-- START DATA SHOWN --
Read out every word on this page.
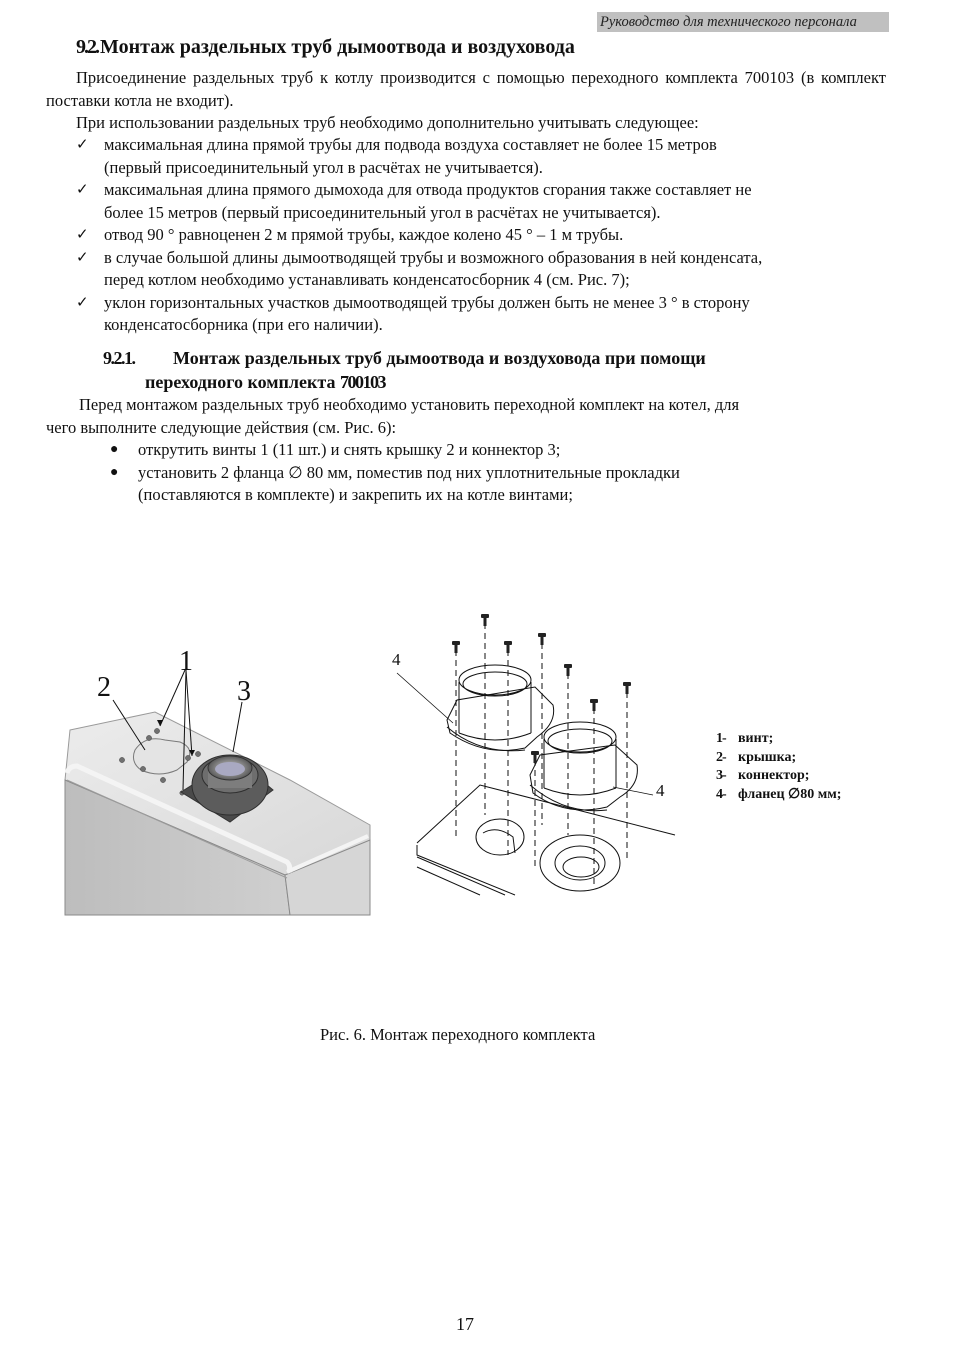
Руководство для технического персонала
9.2. Монтаж раздельных труб дымоотвода и воздуховода
Присоединение раздельных труб к котлу производится с помощью переходного комплекта 700103 (в комплект поставки котла не входит).
При использовании раздельных труб необходимо дополнительно учитывать следующее:
✓ максимальная длина прямой трубы для подвода воздуха составляет не более 15 метров
(первый присоединительный угол в расчётах не учитывается).
✓ максимальная длина прямого дымохода для отвода продуктов сгорания также составляет не
более 15 метров (первый присоединительный угол в расчётах не учитывается).
✓ отвод 90 ° равноценен 2 м прямой трубы, каждое колено 45 ° – 1 м трубы.
✓ в случае большой длины дымоотводящей трубы и возможного образования в ней конденсата,
перед котлом необходимо устанавливать конденсатосборник 4 (см. Рис. 7);
✓ уклон горизонтальных участков дымоотводящей трубы должен быть не менее 3 ° в сторону
конденсатосборника (при его наличии).
9.2.1. Монтаж раздельных труб дымоотвода и воздуховода при помощи
переходного комплекта 700103
Перед монтажом раздельных труб необходимо установить переходной комплект на котел, для
чего выполните следующие действия (см. Рис. 6):
● открутить винты 1 (11 шт.) и снять крышку 2 и коннектор 3;
● установить 2 фланца ∅ 80 мм, поместив под них уплотнительные прокладки
(поставляются в комплекте) и закрепить их на котле винтами;
1
2	3
4
4
1- винт;
2- крышка;
3- коннектор;
4- фланец ∅80 мм;
Рис. 6. Монтаж переходного комплекта
17
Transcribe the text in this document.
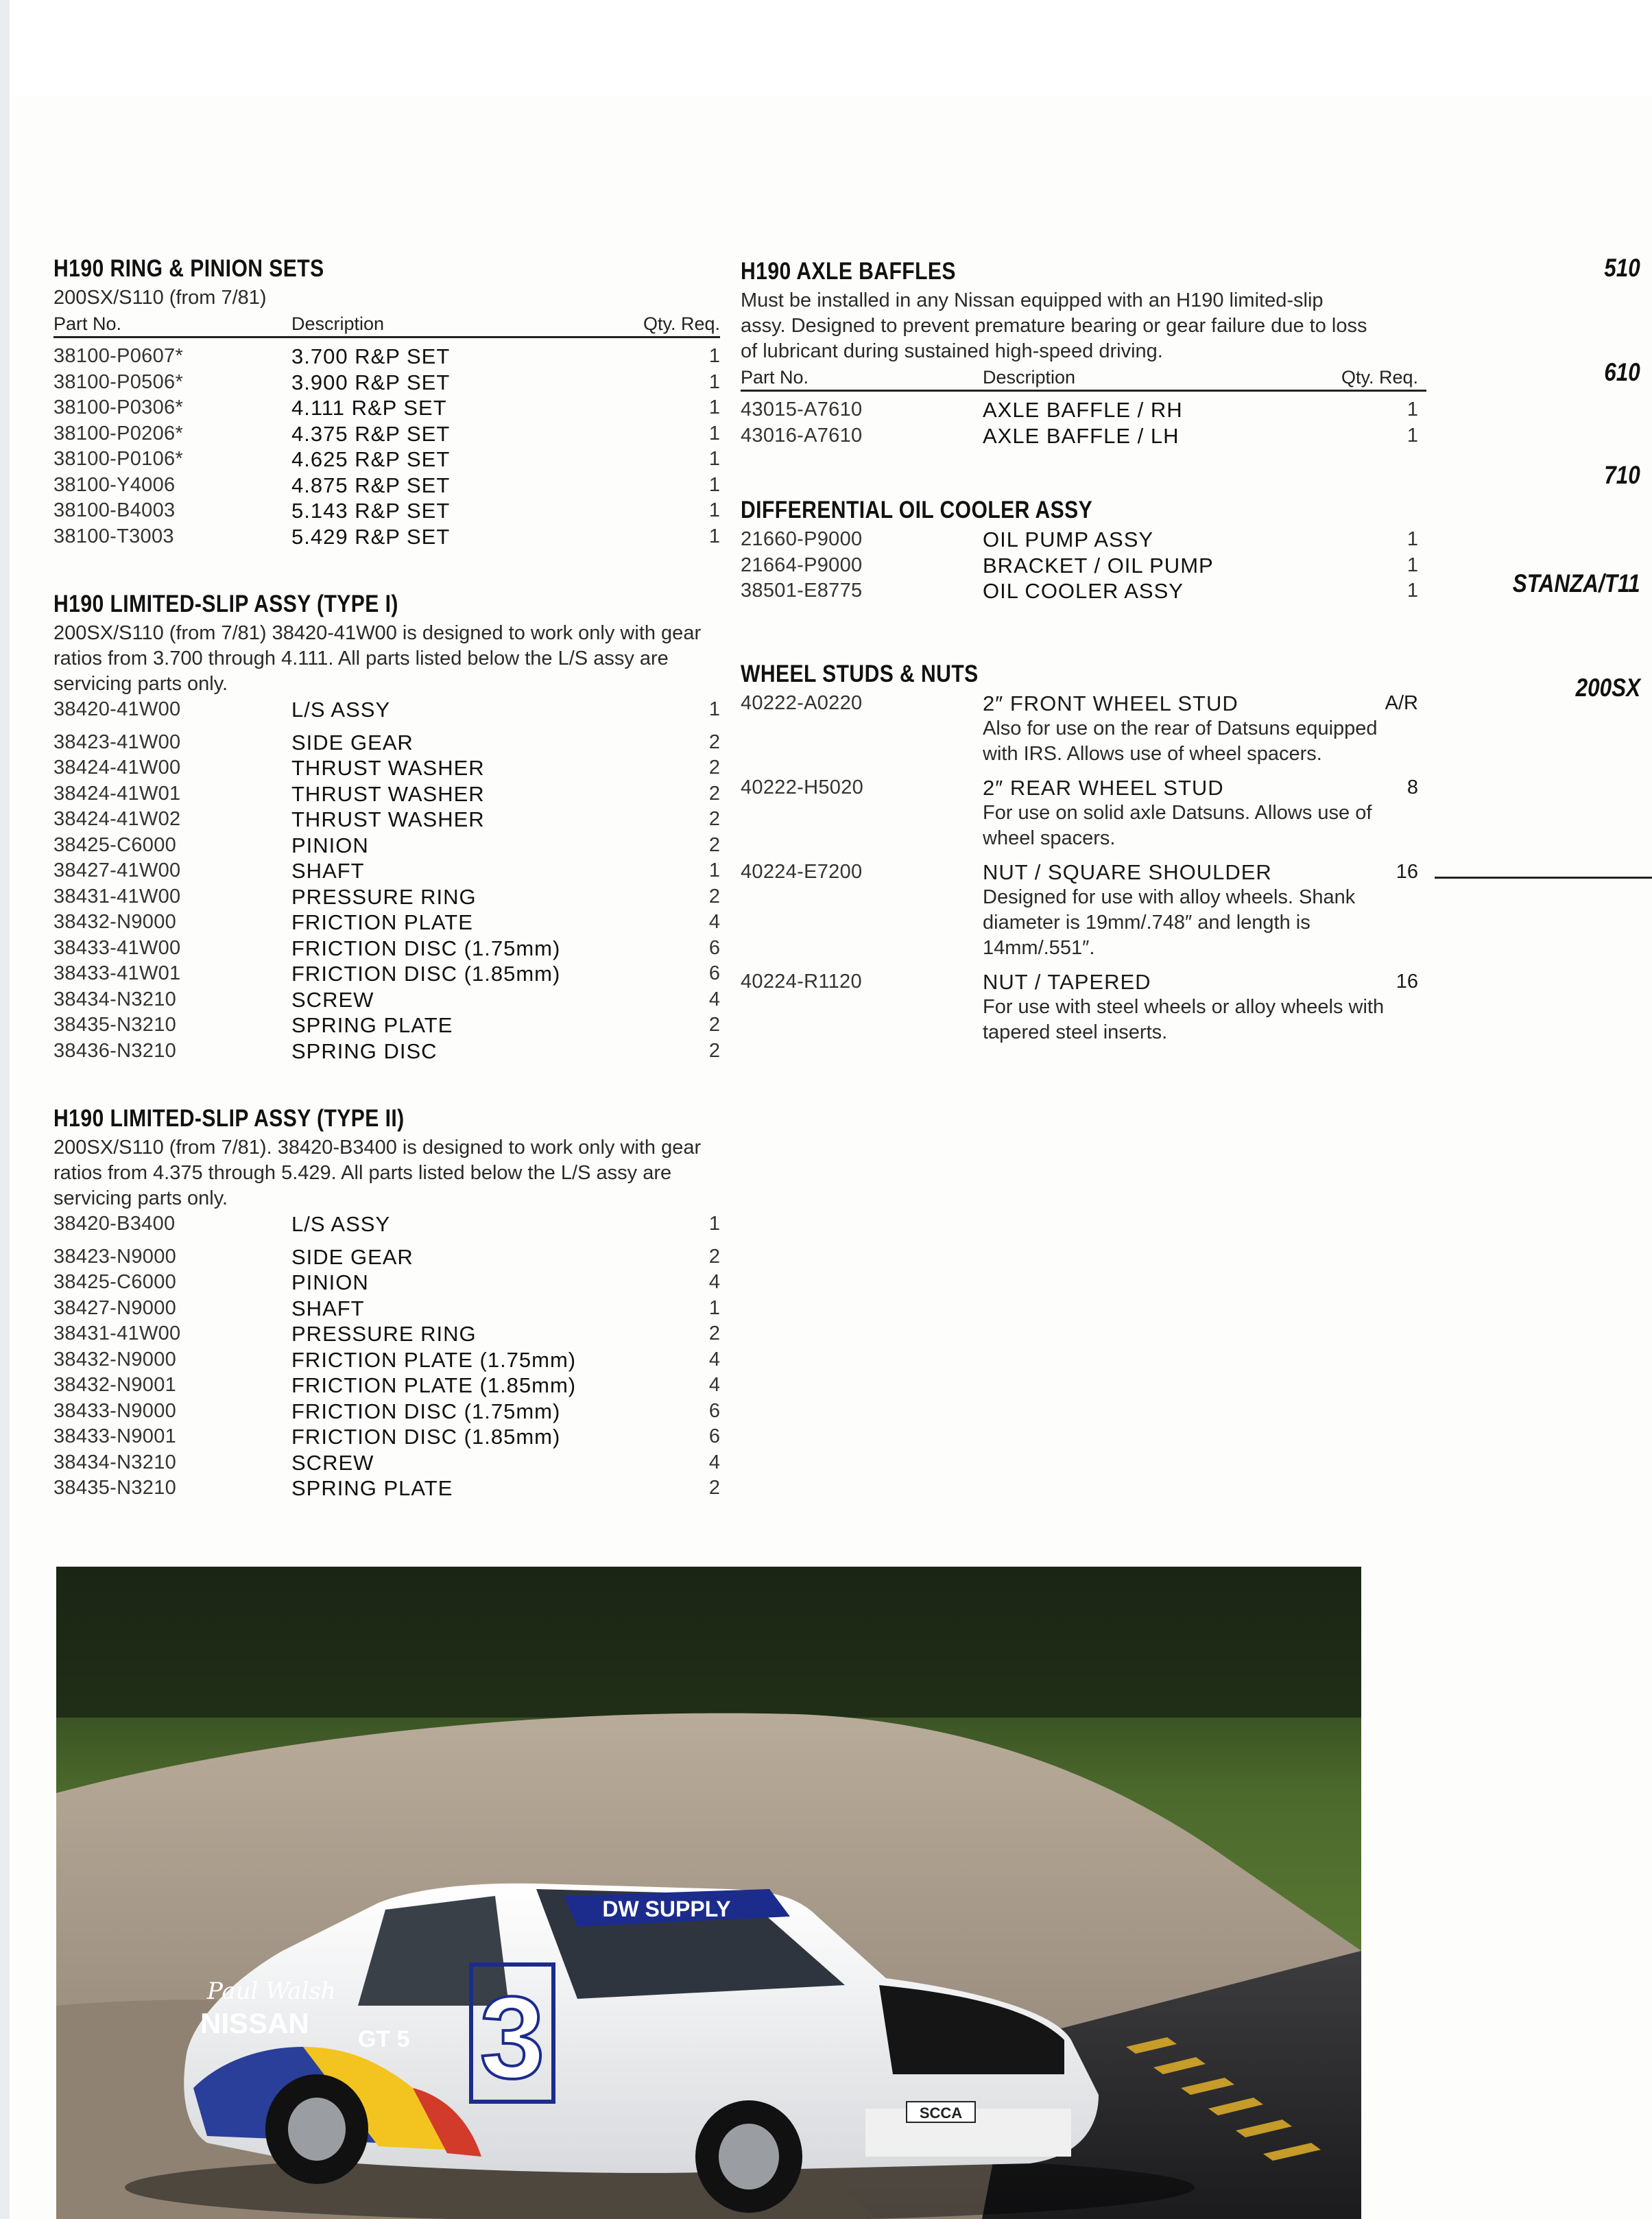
H190 RING & PINION SETS
200SX/S110 (from 7/81)
Part No.	Description	Qty. Req.
38100-P0607*	3.700 R&P SET	1
38100-P0506*	3.900 R&P SET	1
38100-P0306*	4.111 R&P SET	1
38100-P0206*	4.375 R&P SET	1
38100-P0106*	4.625 R&P SET	1
38100-Y4006	4.875 R&P SET	1
38100-B4003	5.143 R&P SET	1
38100-T3003	5.429 R&P SET	1
H190 LIMITED-SLIP ASSY (TYPE I)
200SX/S110 (from 7/81) 38420-41W00 is designed to work only with gear ratios from 3.700 through 4.111. All parts listed below the L/S assy are servicing parts only.
38420-41W00	L/S ASSY	1
38423-41W00	SIDE GEAR	2
38424-41W00	THRUST WASHER	2
38424-41W01	THRUST WASHER	2
38424-41W02	THRUST WASHER	2
38425-C6000	PINION	2
38427-41W00	SHAFT	1
38431-41W00	PRESSURE RING	2
38432-N9000	FRICTION PLATE	4
38433-41W00	FRICTION DISC (1.75mm)	6
38433-41W01	FRICTION DISC (1.85mm)	6
38434-N3210	SCREW	4
38435-N3210	SPRING PLATE	2
38436-N3210	SPRING DISC	2
H190 LIMITED-SLIP ASSY (TYPE II)
200SX/S110 (from 7/81). 38420-B3400 is designed to work only with gear ratios from 4.375 through 5.429. All parts listed below the L/S assy are servicing parts only.
38420-B3400	L/S ASSY	1
38423-N9000	SIDE GEAR	2
38425-C6000	PINION	4
38427-N9000	SHAFT	1
38431-41W00	PRESSURE RING	2
38432-N9000	FRICTION PLATE (1.75mm)	4
38432-N9001	FRICTION PLATE (1.85mm)	4
38433-N9000	FRICTION DISC (1.75mm)	6
38433-N9001	FRICTION DISC (1.85mm)	6
38434-N3210	SCREW	4
38435-N3210	SPRING PLATE	2
H190 AXLE BAFFLES
Must be installed in any Nissan equipped with an H190 limited-slip assy. Designed to prevent premature bearing or gear failure due to loss of lubricant during sustained high-speed driving.
Part No.	Description	Qty. Req.
43015-A7610	AXLE BAFFLE / RH	1
43016-A7610	AXLE BAFFLE / LH	1
DIFFERENTIAL OIL COOLER ASSY
21660-P9000	OIL PUMP ASSY	1
21664-P9000	BRACKET / OIL PUMP	1
38501-E8775	OIL COOLER ASSY	1
WHEEL STUDS & NUTS
40222-A0220	2″ FRONT WHEEL STUD	A/R
Also for use on the rear of Datsuns equipped with IRS. Allows use of wheel spacers.
40222-H5020	2″ REAR WHEEL STUD	8
For use on solid axle Datsuns. Allows use of wheel spacers.
40224-E7200	NUT / SQUARE SHOULDER	16
Designed for use with alloy wheels. Shank diameter is 19mm/.748″ and length is 14mm/.551″.
40224-R1120	NUT / TAPERED	16
For use with steel wheels or alloy wheels with tapered steel inserts.
510
610
710
STANZA/T11
200SX
DW SUPPLY
3
Paul Walsh
NISSAN GT 5
SCCA
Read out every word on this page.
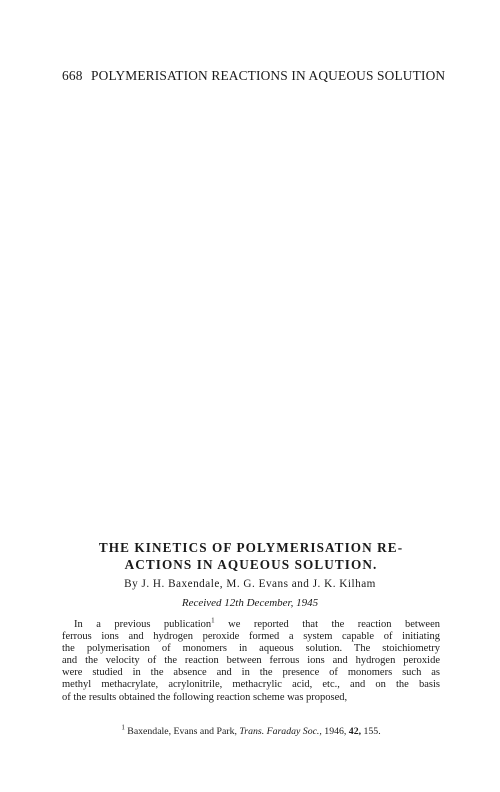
668 POLYMERISATION REACTIONS IN AQUEOUS SOLUTION
THE KINETICS OF POLYMERISATION RE-
ACTIONS IN AQUEOUS SOLUTION.
By J. H. Baxendale, M. G. Evans and J. K. Kilham
Received 12th December, 1945
In a previous publication$^1$ we reported that the reaction between
ferrous ions and hydrogen peroxide formed a system capable of initiating
the polymerisation of monomers in aqueous solution. The stoichiometry
and the velocity of the reaction between ferrous ions and hydrogen peroxide
were studied in the absence and in the presence of monomers such as
methyl methacrylate, acrylonitrile, methacrylic acid, etc., and on the basis
of the results obtained the following reaction scheme was proposed,
$^1$ Baxendale, Evans and Park, Trans. Faraday Soc., 1946, 42, 155.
-- END DATA SHOWN --
**REQUIREMENTS**
How many of the lines above include the string "below"? Answer with the number only.

**SOLUTION**
2